**Dataset records**:
>>>

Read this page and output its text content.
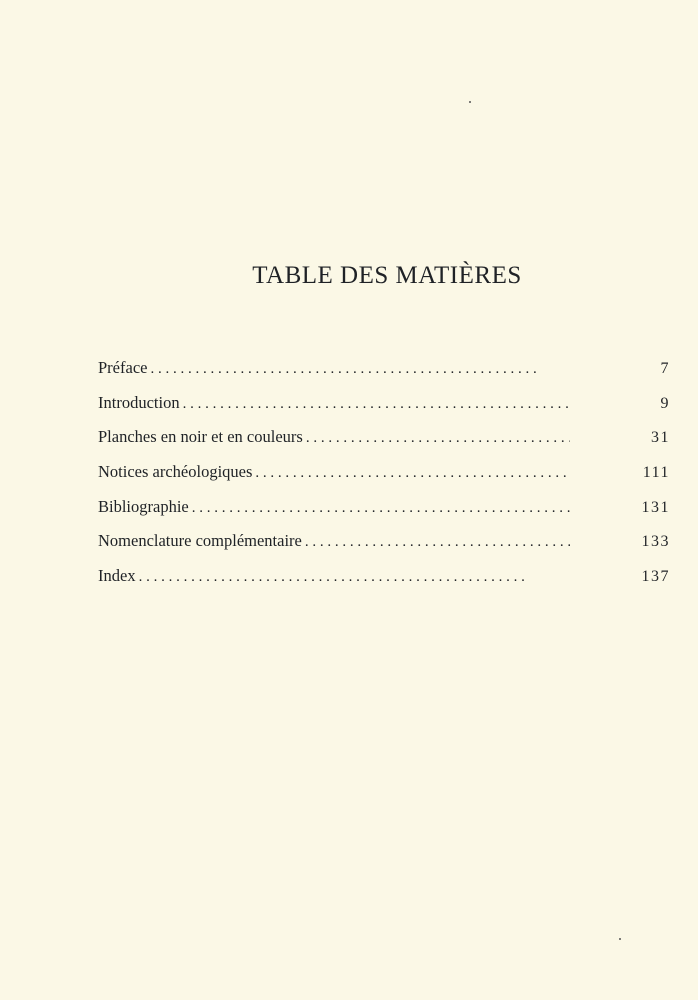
TABLE DES MATIÈRES
Préface . . .	7
Introduction . . .	9
Planches en noir et en couleurs . . .	31
Notices archéologiques . . .	111
Bibliographie . . .	131
Nomenclature complémentaire . . .	133
Index . . .	137
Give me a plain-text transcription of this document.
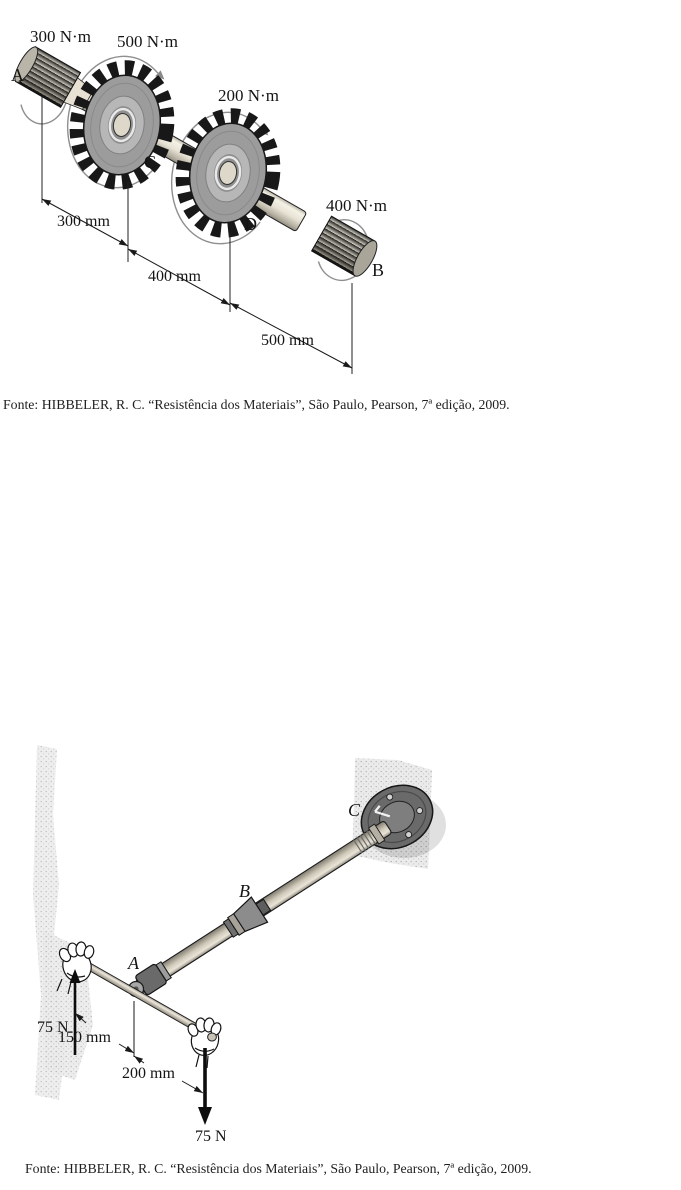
300 N·m 500 N·m
200 N·m
400 N·m
A
C
D
B
300 mm
400 mm
500 mm
Fonte: HIBBELER, R. C. “Resistência dos Materiais”, São Paulo, Pearson, 7ª edição, 2009.
A
B
C
75 N
150 mm
200 mm
75 N
Fonte: HIBBELER, R. C. “Resistência dos Materiais”, São Paulo, Pearson, 7ª edição, 2009.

<<<

**Task goal**: Without any pictures, reproduce exactly the lines from the line that contains "Give me a plain-text" to the end of the entries above, both ends included.

**Output below**:
Give me a plain-text transcription of this document.
300 N·m 500 N·m
200 N·m
400 N·m
A
C
D
B
300 mm
400 mm
500 mm
Fonte: HIBBELER, R. C. “Resistência dos Materiais”, São Paulo, Pearson, 7ª edição, 2009.
A
B
C
75 N
150 mm
200 mm
75 N
Fonte: HIBBELER, R. C. “Resistência dos Materiais”, São Paulo, Pearson, 7ª edição, 2009.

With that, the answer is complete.